=== WORKING DATA ===
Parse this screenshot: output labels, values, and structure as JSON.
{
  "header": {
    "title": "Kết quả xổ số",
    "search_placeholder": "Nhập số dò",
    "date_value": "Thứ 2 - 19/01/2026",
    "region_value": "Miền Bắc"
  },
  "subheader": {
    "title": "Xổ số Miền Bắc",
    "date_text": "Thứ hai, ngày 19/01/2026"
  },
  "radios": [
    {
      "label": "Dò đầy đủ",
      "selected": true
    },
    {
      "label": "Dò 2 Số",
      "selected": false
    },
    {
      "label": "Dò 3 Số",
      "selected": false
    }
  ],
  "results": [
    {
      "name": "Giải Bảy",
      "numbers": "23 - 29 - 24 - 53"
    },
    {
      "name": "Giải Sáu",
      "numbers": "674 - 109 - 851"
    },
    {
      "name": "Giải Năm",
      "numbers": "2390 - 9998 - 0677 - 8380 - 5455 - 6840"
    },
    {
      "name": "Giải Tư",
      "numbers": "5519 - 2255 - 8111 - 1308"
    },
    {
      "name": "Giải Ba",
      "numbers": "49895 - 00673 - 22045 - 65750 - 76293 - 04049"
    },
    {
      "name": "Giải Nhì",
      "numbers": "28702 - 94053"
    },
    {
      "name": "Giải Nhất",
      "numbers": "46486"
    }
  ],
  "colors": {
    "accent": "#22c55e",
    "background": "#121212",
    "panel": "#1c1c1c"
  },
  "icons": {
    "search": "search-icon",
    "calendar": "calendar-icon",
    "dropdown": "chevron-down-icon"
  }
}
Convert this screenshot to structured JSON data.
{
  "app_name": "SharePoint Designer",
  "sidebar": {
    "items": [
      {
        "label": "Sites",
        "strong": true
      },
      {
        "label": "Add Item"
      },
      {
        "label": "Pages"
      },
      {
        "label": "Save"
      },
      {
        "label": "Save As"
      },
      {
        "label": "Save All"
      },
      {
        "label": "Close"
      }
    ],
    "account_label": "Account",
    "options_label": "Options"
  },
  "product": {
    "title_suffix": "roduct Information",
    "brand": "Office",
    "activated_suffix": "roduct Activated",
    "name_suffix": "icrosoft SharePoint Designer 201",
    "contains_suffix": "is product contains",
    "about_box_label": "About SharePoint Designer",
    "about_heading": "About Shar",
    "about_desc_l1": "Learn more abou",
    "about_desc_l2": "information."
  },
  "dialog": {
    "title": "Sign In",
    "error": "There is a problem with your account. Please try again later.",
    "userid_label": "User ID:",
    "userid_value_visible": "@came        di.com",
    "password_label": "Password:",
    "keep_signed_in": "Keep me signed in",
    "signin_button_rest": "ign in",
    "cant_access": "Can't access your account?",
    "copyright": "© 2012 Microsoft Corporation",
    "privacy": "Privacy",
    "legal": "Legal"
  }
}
===
• _TASK TO COMPLETE_:
Repeat the listing exactly, from its first line to its last.

• _RESULT OF THIS EXERCISE_:
Parse this screenshot: output labels, values, and structure as JSON.
{
  "header": {
    "title": "Kết quả xổ số",
    "search_placeholder": "Nhập số dò",
    "date_value": "Thứ 2 - 19/01/2026",
    "region_value": "Miền Bắc"
  },
  "subheader": {
    "title": "Xổ số Miền Bắc",
    "date_text": "Thứ hai, ngày 19/01/2026"
  },
  "radios": [
    {
      "label": "Dò đầy đủ",
      "selected": true
    },
    {
      "label": "Dò 2 Số",
      "selected": false
    },
    {
      "label": "Dò 3 Số",
      "selected": false
    }
  ],
  "results": [
    {
      "name": "Giải Bảy",
      "numbers": "23 - 29 - 24 - 53"
    },
    {
      "name": "Giải Sáu",
      "numbers": "674 - 109 - 851"
    },
    {
      "name": "Giải Năm",
      "numbers": "2390 - 9998 - 0677 - 8380 - 5455 - 6840"
    },
    {
      "name": "Giải Tư",
      "numbers": "5519 - 2255 - 8111 - 1308"
    },
    {
      "name": "Giải Ba",
      "numbers": "49895 - 00673 - 22045 - 65750 - 76293 - 04049"
    },
    {
      "name": "Giải Nhì",
      "numbers": "28702 - 94053"
    },
    {
      "name": "Giải Nhất",
      "numbers": "46486"
    }
  ],
  "colors": {
    "accent": "#22c55e",
    "background": "#121212",
    "panel": "#1c1c1c"
  },
  "icons": {
    "search": "search-icon",
    "calendar": "calendar-icon",
    "dropdown": "chevron-down-icon"
  }
}
Convert this screenshot to structured JSON data.
{
  "app_name": "SharePoint Designer",
  "sidebar": {
    "items": [
      {
        "label": "Sites",
        "strong": true
      },
      {
        "label": "Add Item"
      },
      {
        "label": "Pages"
      },
      {
        "label": "Save"
      },
      {
        "label": "Save As"
      },
      {
        "label": "Save All"
      },
      {
        "label": "Close"
      }
    ],
    "account_label": "Account",
    "options_label": "Options"
  },
  "product": {
    "title_suffix": "roduct Information",
    "brand": "Office",
    "activated_suffix": "roduct Activated",
    "name_suffix": "icrosoft SharePoint Designer 201",
    "contains_suffix": "is product contains",
    "about_box_label": "About SharePoint Designer",
    "about_heading": "About Shar",
    "about_desc_l1": "Learn more abou",
    "about_desc_l2": "information."
  },
  "dialog": {
    "title": "Sign In",
    "error": "There is a problem with your account. Please try again later.",
    "userid_label": "User ID:",
    "userid_value_visible": "@came        di.com",
    "password_label": "Password:",
    "keep_signed_in": "Keep me signed in",
    "signin_button_rest": "ign in",
    "cant_access": "Can't access your account?",
    "copyright": "© 2012 Microsoft Corporation",
    "privacy": "Privacy",
    "legal": "Legal"
  }
}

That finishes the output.